Extracted records:
──────

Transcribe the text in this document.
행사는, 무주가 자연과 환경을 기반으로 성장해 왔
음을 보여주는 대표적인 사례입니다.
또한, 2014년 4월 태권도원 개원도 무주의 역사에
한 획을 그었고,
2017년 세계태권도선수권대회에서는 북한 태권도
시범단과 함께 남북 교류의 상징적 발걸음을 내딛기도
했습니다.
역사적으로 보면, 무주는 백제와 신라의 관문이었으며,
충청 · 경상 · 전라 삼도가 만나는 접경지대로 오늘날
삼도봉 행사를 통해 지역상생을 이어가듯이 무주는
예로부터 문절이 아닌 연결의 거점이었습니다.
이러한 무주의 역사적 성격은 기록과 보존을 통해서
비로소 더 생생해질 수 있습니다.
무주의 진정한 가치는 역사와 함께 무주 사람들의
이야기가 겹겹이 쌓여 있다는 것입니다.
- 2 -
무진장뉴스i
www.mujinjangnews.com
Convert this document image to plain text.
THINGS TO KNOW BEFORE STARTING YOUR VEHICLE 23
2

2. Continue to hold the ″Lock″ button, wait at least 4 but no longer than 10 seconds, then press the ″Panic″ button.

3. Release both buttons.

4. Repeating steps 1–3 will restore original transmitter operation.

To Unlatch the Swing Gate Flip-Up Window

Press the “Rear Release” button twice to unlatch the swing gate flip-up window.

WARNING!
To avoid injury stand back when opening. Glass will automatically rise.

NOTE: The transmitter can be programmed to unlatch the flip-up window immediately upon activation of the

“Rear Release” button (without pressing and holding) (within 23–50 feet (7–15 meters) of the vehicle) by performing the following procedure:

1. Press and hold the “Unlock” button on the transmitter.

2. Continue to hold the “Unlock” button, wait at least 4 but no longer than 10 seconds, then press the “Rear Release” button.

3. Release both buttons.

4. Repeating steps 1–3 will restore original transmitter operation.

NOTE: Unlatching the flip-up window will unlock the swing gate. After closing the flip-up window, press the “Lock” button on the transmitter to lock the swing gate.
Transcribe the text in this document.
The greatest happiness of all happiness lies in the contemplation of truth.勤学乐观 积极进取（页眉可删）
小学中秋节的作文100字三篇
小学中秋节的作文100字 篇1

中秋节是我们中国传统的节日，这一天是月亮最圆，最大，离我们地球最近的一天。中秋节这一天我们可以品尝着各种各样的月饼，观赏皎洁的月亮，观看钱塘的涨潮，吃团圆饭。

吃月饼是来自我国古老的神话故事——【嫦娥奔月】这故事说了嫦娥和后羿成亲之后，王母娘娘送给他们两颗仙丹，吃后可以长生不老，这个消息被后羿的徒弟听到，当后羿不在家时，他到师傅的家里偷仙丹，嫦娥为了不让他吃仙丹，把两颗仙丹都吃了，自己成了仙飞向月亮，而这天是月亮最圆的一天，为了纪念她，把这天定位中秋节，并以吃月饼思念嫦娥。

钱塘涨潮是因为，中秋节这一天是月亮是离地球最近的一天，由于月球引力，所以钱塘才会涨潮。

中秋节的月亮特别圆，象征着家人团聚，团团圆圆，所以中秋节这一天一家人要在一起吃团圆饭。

──────

Your goal: Extract every entry above as it appears.

Problem solution:
Transcribe the text in this document.
행사는, 무주가 자연과 환경을 기반으로 성장해 왔
음을 보여주는 대표적인 사례입니다.
또한, 2014년 4월 태권도원 개원도 무주의 역사에
한 획을 그었고,
2017년 세계태권도선수권대회에서는 북한 태권도
시범단과 함께 남북 교류의 상징적 발걸음을 내딛기도
했습니다.
역사적으로 보면, 무주는 백제와 신라의 관문이었으며,
충청 · 경상 · 전라 삼도가 만나는 접경지대로 오늘날
삼도봉 행사를 통해 지역상생을 이어가듯이 무주는
예로부터 문절이 아닌 연결의 거점이었습니다.
이러한 무주의 역사적 성격은 기록과 보존을 통해서
비로소 더 생생해질 수 있습니다.
무주의 진정한 가치는 역사와 함께 무주 사람들의
이야기가 겹겹이 쌓여 있다는 것입니다.
- 2 -
무진장뉴스i
www.mujinjangnews.com
Convert this document image to plain text.
THINGS TO KNOW BEFORE STARTING YOUR VEHICLE 23
2

2. Continue to hold the ″Lock″ button, wait at least 4 but no longer than 10 seconds, then press the ″Panic″ button.

3. Release both buttons.

4. Repeating steps 1–3 will restore original transmitter operation.

To Unlatch the Swing Gate Flip-Up Window

Press the “Rear Release” button twice to unlatch the swing gate flip-up window.

WARNING!
To avoid injury stand back when opening. Glass will automatically rise.

NOTE: The transmitter can be programmed to unlatch the flip-up window immediately upon activation of the

“Rear Release” button (without pressing and holding) (within 23–50 feet (7–15 meters) of the vehicle) by performing the following procedure:

1. Press and hold the “Unlock” button on the transmitter.

2. Continue to hold the “Unlock” button, wait at least 4 but no longer than 10 seconds, then press the “Rear Release” button.

3. Release both buttons.

4. Repeating steps 1–3 will restore original transmitter operation.

NOTE: Unlatching the flip-up window will unlock the swing gate. After closing the flip-up window, press the “Lock” button on the transmitter to lock the swing gate.
Transcribe the text in this document.
The greatest happiness of all happiness lies in the contemplation of truth.勤学乐观 积极进取（页眉可删）
小学中秋节的作文100字三篇
小学中秋节的作文100字 篇1

中秋节是我们中国传统的节日，这一天是月亮最圆，最大，离我们地球最近的一天。中秋节这一天我们可以品尝着各种各样的月饼，观赏皎洁的月亮，观看钱塘的涨潮，吃团圆饭。

吃月饼是来自我国古老的神话故事——【嫦娥奔月】这故事说了嫦娥和后羿成亲之后，王母娘娘送给他们两颗仙丹，吃后可以长生不老，这个消息被后羿的徒弟听到，当后羿不在家时，他到师傅的家里偷仙丹，嫦娥为了不让他吃仙丹，把两颗仙丹都吃了，自己成了仙飞向月亮，而这天是月亮最圆的一天，为了纪念她，把这天定位中秋节，并以吃月饼思念嫦娥。

钱塘涨潮是因为，中秋节这一天是月亮是离地球最近的一天，由于月球引力，所以钱塘才会涨潮。

中秋节的月亮特别圆，象征着家人团聚，团团圆圆，所以中秋节这一天一家人要在一起吃团圆饭。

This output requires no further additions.